[Extracted data entries]
....
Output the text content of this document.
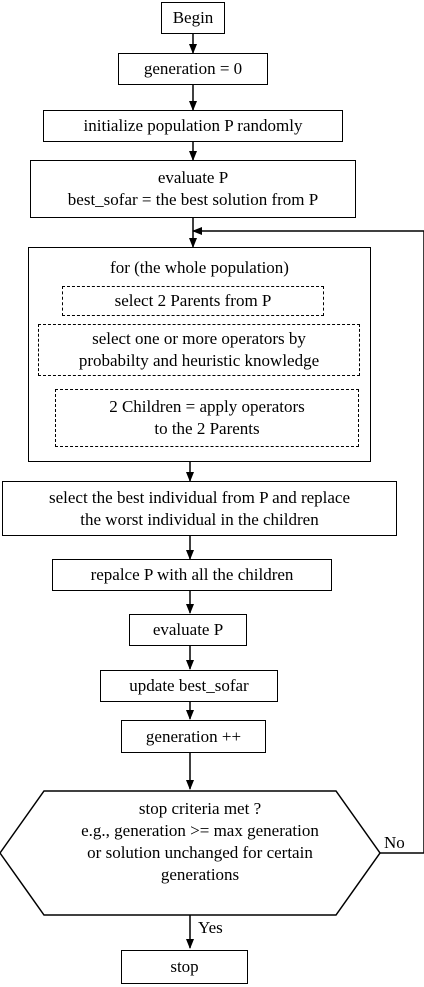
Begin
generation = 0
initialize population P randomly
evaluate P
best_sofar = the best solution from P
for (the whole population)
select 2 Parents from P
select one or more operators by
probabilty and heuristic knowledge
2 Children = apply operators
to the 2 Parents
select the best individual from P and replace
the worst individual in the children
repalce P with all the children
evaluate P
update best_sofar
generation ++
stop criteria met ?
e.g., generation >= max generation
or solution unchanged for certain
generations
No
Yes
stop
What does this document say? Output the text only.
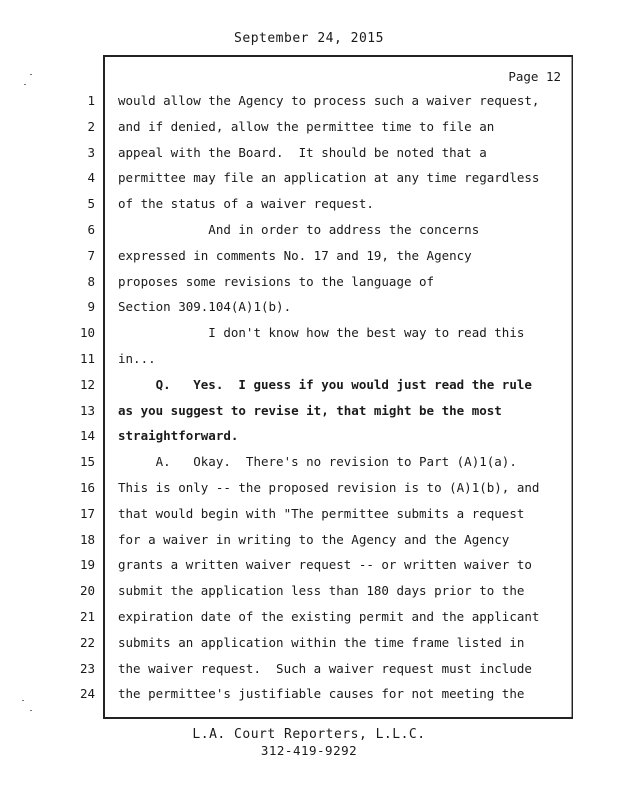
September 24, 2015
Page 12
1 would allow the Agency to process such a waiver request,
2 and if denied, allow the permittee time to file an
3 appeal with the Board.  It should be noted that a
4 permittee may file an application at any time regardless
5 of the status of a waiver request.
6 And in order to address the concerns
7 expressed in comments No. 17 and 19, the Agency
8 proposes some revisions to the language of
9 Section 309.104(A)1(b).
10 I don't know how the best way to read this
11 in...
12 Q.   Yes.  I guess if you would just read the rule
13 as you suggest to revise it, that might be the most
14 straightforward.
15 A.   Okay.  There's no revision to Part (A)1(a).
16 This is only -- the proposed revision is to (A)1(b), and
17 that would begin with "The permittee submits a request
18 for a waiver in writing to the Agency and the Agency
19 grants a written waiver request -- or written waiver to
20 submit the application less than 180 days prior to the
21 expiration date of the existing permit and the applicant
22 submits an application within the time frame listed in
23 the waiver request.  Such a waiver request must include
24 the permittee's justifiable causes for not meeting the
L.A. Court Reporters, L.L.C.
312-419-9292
....
## Instructions for the task
What is the number of lines holding the word "time"? State it alone.

## The completed task
3